BEGIN ENTRIES

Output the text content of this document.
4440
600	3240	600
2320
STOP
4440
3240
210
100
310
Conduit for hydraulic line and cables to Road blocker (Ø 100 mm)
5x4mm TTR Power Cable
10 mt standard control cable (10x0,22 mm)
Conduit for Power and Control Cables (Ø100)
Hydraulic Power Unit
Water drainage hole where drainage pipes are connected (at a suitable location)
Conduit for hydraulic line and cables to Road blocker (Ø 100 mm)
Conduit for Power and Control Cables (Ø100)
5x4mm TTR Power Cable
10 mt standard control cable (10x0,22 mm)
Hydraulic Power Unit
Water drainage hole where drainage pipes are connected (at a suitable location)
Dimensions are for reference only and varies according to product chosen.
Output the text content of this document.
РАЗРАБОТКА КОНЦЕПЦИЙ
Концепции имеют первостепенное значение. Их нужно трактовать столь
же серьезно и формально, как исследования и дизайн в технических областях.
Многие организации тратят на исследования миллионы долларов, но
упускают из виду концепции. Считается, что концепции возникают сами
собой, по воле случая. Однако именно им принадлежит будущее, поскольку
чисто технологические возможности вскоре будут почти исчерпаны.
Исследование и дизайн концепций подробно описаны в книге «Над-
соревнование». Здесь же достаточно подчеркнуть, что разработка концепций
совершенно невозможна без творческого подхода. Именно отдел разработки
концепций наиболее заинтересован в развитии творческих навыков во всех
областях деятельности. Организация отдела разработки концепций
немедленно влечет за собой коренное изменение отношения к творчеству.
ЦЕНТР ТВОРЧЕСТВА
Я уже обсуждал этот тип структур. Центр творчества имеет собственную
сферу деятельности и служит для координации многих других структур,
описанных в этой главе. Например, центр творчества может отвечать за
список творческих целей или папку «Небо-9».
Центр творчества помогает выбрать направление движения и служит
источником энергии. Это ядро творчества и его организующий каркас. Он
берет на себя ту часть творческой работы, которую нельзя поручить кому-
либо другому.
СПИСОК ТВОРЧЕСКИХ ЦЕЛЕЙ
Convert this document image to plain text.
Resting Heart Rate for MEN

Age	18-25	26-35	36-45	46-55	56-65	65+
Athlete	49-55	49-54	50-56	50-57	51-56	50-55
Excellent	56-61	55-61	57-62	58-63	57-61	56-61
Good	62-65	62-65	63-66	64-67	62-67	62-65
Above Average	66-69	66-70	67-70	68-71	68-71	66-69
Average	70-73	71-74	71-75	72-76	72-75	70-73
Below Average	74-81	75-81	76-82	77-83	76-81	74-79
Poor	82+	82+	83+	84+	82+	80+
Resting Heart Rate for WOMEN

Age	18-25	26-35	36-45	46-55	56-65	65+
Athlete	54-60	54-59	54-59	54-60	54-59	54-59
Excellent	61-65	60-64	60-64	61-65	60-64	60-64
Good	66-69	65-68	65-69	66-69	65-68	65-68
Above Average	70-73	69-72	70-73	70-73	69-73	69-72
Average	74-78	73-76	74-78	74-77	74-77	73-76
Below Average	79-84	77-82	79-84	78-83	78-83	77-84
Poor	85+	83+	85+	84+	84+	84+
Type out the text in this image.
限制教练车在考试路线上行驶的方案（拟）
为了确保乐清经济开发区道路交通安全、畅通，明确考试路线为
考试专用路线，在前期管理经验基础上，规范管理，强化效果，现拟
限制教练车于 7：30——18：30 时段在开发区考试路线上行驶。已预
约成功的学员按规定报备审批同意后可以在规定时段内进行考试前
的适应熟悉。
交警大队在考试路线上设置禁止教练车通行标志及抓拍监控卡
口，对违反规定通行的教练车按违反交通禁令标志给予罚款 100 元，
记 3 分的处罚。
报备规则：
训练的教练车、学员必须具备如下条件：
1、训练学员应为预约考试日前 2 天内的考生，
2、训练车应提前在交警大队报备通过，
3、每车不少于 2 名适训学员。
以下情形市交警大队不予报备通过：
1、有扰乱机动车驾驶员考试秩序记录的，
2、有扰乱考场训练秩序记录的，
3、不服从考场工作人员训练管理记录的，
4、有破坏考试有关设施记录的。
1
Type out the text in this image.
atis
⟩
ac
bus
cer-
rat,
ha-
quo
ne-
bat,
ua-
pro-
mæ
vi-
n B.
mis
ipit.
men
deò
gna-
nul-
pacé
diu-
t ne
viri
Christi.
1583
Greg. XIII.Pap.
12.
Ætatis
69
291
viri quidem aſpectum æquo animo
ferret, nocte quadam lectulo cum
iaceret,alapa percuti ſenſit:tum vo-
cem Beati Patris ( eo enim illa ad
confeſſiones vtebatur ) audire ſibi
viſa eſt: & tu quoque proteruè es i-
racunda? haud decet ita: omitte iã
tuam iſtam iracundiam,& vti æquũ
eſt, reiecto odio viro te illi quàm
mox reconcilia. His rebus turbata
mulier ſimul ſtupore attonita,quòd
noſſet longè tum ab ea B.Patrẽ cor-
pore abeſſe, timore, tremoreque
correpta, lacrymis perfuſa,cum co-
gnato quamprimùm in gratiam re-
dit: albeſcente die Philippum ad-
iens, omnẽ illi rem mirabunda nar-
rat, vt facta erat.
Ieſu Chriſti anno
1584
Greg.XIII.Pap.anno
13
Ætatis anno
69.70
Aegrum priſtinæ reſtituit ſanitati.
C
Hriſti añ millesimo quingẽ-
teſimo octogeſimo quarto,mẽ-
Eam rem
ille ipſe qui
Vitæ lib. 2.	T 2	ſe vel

END ENTRIES

Find the lines containing "Athlete" and list every one of them.

EXERCISE ANSWER:
Athlete	49-55	49-54	50-56	50-57	51-56	50-55
Athlete	54-60	54-59	54-59	54-60	54-59	54-59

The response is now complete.